# Start of ENTRIES SHOWN
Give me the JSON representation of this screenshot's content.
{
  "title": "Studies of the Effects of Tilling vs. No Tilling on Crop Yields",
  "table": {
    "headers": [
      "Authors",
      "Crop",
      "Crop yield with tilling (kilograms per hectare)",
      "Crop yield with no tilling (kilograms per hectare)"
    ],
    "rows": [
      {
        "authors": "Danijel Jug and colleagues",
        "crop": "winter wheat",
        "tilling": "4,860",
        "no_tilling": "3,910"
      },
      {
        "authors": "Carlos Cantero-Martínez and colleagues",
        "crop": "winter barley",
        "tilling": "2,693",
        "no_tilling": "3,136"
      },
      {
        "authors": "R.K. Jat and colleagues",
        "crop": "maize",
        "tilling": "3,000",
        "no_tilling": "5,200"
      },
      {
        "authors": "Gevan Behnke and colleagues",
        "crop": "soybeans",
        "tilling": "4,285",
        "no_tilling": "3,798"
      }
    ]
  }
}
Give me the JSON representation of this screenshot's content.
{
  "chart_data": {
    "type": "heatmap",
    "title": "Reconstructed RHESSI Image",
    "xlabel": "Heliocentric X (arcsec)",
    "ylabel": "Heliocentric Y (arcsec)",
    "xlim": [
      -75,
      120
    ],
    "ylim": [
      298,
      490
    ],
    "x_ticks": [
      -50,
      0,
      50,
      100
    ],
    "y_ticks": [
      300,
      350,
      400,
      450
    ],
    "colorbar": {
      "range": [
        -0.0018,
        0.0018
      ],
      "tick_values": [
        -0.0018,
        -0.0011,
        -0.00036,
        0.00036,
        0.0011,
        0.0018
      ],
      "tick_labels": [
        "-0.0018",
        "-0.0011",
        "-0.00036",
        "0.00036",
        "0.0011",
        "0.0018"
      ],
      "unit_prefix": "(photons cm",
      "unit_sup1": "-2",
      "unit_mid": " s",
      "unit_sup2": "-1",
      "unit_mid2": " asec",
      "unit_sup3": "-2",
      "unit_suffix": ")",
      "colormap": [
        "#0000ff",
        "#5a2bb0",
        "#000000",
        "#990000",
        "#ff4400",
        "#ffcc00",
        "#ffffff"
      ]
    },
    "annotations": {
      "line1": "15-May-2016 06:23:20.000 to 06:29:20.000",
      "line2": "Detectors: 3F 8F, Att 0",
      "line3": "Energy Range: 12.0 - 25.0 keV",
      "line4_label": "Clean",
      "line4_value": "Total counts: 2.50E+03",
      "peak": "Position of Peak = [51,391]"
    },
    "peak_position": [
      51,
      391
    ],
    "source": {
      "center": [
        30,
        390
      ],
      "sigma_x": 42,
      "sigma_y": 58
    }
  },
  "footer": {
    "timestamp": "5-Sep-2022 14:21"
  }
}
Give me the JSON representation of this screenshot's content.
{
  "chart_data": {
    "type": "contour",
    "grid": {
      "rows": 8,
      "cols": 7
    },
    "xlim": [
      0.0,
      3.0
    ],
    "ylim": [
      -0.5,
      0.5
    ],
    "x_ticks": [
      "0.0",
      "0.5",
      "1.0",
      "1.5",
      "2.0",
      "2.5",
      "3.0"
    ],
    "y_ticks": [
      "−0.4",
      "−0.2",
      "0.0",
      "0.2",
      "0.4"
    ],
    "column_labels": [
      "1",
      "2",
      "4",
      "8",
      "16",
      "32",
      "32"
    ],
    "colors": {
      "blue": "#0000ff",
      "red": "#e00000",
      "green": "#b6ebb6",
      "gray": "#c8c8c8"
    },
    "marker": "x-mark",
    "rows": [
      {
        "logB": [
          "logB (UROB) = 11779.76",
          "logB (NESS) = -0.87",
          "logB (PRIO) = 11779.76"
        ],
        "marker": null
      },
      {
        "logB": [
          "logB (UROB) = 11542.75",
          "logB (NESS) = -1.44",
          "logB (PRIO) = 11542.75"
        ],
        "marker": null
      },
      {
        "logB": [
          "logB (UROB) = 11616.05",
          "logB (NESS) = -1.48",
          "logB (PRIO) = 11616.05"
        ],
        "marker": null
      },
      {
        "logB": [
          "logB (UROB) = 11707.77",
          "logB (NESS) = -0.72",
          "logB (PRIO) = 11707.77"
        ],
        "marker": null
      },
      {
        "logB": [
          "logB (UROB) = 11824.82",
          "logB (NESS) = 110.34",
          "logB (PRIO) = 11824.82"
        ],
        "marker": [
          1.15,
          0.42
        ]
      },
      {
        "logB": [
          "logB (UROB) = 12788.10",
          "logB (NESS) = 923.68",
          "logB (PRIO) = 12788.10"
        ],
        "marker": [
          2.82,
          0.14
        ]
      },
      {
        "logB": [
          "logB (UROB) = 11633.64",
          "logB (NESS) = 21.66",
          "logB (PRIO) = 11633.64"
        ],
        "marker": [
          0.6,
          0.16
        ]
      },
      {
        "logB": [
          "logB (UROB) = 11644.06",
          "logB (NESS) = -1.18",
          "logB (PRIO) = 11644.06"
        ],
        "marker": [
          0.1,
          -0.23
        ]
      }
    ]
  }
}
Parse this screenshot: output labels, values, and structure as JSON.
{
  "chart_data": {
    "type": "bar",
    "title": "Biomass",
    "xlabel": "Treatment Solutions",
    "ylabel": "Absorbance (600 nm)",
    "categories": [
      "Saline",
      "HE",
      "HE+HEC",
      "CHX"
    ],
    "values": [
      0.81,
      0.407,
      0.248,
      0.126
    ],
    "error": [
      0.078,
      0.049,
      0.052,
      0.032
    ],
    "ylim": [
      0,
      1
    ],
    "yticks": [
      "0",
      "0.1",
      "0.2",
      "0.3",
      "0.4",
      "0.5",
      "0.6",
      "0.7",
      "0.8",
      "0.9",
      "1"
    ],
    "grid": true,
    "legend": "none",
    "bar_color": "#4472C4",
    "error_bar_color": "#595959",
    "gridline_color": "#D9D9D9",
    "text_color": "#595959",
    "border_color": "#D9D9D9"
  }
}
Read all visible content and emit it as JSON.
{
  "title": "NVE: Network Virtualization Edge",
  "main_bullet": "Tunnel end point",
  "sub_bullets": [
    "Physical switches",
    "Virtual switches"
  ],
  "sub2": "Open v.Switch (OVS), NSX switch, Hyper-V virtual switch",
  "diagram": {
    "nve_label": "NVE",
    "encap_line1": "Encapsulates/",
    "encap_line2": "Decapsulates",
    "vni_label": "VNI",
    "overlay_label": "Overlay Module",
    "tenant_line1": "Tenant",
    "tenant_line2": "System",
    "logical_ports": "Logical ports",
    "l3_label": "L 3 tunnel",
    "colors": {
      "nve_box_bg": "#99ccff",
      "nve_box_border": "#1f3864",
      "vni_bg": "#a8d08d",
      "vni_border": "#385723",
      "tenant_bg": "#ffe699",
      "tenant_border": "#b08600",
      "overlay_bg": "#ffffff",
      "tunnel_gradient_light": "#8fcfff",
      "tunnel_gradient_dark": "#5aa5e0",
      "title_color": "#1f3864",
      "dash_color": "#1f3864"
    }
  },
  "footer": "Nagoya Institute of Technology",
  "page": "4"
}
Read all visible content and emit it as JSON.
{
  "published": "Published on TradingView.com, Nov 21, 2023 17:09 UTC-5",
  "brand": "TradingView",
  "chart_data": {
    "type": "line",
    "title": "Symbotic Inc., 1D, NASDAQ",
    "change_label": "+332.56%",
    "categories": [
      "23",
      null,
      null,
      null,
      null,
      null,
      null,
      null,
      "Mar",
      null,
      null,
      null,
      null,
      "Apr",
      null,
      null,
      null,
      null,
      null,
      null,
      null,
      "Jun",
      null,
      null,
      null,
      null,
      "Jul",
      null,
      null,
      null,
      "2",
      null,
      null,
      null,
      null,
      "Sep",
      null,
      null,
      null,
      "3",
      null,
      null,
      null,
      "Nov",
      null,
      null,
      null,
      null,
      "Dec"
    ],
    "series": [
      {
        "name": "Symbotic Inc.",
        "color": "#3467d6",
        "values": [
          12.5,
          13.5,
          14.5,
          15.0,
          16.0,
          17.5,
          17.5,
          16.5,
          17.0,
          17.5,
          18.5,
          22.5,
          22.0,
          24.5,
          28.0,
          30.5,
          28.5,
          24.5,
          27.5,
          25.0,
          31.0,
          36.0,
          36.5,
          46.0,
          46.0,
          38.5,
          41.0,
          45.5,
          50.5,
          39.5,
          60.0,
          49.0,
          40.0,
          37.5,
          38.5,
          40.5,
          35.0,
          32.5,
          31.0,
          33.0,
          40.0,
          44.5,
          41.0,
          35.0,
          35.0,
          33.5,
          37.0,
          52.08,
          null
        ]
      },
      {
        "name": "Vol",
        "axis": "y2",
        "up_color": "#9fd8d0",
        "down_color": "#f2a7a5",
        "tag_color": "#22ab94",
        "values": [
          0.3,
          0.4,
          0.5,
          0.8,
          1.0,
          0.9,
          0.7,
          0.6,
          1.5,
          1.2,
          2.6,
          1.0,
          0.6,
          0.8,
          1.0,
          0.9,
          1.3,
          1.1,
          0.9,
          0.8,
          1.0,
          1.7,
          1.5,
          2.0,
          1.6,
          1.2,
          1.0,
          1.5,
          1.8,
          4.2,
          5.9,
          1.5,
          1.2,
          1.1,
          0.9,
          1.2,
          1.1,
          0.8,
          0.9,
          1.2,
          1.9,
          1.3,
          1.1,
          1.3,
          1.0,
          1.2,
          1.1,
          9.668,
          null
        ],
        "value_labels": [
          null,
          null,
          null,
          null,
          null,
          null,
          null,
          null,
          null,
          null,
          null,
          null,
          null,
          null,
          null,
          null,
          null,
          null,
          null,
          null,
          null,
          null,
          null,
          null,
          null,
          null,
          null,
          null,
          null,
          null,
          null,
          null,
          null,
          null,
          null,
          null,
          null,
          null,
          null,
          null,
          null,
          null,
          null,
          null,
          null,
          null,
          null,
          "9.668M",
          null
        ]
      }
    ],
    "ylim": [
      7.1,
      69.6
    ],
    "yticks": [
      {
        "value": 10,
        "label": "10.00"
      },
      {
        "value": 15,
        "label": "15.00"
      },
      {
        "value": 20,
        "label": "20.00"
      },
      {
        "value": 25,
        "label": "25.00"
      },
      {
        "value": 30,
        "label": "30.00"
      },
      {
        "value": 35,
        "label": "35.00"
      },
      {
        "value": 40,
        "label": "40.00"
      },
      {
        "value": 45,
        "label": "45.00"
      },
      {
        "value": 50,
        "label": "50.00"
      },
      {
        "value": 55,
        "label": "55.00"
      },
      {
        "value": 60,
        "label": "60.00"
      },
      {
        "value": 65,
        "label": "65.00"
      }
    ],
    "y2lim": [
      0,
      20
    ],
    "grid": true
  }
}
# End of ENTRIES SHOWN
▶ [PROBLEM]: Pick out the lines containing the string "with".

▶ [EXERCISE OUTPUT]:
      "Crop yield with tilling (kilograms per hectare)",
      "Crop yield with no tilling (kilograms per hectare)"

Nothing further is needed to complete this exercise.